▸ EXERCISE DETAILS: Find the lines holding the word "xlabel" and collect them.

--- begin DATA FOR THE TASK ---

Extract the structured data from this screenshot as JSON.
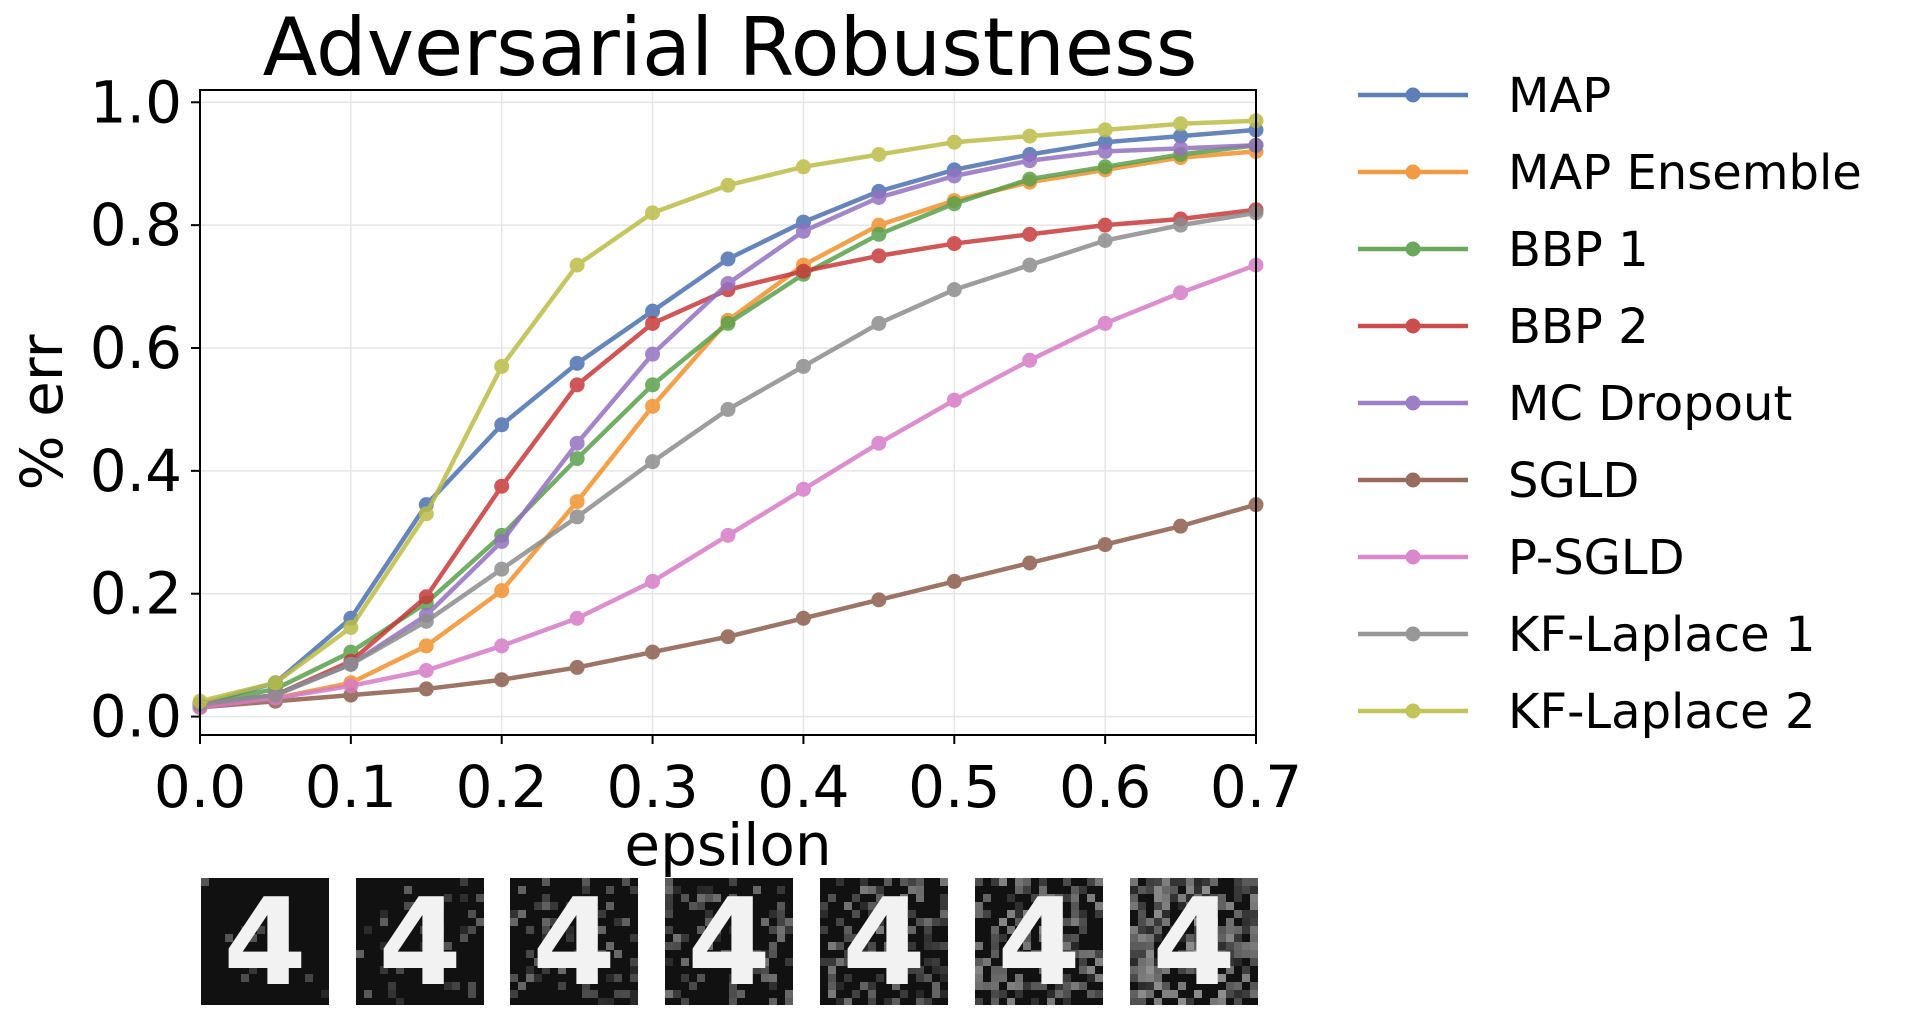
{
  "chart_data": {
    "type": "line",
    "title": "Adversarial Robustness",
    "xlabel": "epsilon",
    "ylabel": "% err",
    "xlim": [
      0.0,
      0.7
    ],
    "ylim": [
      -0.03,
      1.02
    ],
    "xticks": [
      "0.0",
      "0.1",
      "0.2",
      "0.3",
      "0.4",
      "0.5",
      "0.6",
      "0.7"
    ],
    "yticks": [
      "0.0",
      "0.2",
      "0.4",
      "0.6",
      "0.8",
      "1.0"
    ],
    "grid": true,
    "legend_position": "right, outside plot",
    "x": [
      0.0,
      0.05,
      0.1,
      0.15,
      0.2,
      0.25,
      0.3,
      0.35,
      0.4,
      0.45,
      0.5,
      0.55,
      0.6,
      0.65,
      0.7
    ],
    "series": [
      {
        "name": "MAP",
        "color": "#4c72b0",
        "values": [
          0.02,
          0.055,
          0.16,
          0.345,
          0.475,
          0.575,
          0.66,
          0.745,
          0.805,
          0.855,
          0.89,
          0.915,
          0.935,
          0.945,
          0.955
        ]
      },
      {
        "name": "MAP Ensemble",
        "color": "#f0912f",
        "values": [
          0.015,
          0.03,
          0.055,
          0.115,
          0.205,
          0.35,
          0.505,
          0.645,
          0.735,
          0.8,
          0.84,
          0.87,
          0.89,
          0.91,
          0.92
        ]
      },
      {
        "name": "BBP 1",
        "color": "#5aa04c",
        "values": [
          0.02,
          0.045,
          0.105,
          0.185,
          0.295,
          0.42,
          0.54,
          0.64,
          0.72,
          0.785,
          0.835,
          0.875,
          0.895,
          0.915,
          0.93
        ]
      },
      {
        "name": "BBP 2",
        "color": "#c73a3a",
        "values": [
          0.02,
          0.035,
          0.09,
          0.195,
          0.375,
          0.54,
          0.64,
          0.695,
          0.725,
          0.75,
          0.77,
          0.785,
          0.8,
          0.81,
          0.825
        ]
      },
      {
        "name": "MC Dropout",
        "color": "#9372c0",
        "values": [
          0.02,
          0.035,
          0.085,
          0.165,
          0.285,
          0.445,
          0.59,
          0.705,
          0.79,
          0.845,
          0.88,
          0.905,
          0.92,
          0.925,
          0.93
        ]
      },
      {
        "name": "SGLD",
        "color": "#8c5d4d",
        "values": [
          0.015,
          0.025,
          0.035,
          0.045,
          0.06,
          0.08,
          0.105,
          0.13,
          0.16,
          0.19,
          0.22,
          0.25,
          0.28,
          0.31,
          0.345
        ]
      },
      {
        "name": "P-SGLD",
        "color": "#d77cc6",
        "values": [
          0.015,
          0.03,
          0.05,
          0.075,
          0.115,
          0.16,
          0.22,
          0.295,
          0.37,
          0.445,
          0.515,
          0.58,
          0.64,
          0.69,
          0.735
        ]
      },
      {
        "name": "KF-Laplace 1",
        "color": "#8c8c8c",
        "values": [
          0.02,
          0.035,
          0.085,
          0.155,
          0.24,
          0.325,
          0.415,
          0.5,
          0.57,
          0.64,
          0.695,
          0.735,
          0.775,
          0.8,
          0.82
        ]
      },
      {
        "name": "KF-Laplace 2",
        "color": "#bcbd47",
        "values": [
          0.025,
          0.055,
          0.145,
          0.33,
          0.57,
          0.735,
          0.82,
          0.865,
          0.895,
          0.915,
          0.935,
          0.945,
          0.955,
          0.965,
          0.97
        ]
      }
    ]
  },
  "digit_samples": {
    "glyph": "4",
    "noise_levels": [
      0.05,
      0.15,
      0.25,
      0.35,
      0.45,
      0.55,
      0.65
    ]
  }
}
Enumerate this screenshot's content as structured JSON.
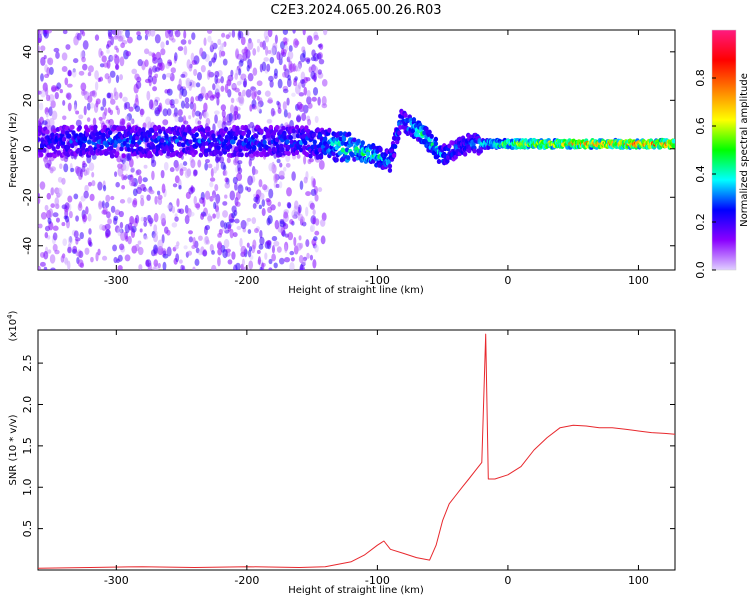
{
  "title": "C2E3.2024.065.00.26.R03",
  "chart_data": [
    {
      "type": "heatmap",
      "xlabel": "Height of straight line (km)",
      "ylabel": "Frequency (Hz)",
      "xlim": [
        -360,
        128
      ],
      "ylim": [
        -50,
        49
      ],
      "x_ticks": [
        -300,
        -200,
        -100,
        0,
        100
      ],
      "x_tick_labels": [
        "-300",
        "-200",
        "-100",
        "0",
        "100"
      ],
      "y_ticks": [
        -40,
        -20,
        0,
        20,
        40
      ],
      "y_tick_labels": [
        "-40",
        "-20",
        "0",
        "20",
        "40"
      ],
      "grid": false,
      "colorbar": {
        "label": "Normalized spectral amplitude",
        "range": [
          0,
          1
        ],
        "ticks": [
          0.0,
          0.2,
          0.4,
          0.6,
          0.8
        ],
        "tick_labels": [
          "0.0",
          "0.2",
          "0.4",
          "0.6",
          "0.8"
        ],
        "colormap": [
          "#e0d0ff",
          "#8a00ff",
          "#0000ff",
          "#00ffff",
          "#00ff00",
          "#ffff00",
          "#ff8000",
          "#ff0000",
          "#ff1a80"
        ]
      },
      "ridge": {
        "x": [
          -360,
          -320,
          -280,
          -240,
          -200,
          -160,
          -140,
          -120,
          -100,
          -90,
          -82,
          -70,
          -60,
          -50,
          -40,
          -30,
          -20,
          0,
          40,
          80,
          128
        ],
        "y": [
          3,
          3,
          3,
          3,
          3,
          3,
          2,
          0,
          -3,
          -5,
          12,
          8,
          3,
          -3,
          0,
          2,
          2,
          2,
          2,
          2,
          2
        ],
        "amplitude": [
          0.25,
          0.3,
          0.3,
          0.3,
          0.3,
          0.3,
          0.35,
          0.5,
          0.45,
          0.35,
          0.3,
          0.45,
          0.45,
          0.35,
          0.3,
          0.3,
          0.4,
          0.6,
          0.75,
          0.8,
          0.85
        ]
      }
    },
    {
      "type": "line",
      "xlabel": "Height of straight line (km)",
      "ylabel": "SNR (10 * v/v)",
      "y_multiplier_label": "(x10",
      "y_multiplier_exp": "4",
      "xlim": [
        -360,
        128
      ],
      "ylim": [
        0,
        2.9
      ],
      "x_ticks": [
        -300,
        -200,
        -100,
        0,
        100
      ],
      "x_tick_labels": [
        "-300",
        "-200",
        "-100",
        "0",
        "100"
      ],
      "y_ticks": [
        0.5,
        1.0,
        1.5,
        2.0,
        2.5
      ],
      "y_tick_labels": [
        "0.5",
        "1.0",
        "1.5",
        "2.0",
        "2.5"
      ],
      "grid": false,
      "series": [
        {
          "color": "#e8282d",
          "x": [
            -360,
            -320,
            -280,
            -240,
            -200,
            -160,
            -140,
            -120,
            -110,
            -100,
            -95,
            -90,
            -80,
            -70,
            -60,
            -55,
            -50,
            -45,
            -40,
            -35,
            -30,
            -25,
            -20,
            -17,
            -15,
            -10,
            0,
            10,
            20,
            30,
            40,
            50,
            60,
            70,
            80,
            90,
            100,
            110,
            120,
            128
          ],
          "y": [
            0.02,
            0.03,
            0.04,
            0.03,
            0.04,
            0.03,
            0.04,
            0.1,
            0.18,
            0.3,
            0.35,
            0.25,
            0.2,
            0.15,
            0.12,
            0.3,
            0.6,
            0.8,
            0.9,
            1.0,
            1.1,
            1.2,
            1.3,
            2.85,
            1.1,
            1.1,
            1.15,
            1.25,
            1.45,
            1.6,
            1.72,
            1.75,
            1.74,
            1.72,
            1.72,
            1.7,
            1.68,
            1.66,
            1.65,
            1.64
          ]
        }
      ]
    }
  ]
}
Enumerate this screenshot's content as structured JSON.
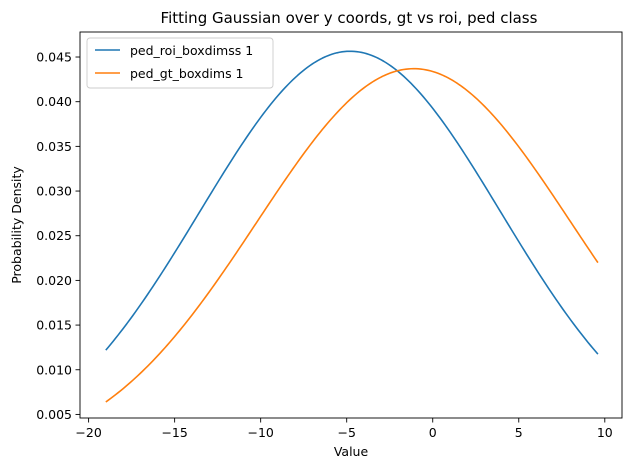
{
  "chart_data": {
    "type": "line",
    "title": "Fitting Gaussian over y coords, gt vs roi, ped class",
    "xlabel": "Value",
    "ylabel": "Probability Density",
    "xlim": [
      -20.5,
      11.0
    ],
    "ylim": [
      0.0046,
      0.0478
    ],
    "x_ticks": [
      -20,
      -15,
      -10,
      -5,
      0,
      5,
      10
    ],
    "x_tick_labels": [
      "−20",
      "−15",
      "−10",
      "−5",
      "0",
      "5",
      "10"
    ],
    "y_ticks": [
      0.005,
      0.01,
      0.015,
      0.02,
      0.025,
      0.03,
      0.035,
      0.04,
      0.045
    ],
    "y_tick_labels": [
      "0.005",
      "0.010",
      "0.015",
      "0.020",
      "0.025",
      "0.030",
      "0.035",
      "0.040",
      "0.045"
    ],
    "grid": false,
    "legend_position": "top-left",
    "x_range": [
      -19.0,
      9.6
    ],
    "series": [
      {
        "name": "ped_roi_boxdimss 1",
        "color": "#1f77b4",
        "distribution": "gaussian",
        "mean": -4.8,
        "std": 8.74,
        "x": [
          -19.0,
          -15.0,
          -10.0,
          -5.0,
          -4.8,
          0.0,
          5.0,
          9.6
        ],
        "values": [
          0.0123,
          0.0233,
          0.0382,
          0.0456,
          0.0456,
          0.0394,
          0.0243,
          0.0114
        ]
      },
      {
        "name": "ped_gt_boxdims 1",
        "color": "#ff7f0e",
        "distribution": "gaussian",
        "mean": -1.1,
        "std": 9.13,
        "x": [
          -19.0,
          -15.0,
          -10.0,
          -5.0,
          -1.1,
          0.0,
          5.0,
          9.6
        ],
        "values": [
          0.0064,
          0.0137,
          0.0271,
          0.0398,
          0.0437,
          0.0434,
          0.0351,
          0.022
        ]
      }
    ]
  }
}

--- end DATA FOR THE TASK ---

▸ FINAL RESULT:
    "xlabel": "epsilon",
      "xlabel": "Height of straight line (km)",
      "xlabel": "Height of straight line (km)",
    "xlabel": "Value",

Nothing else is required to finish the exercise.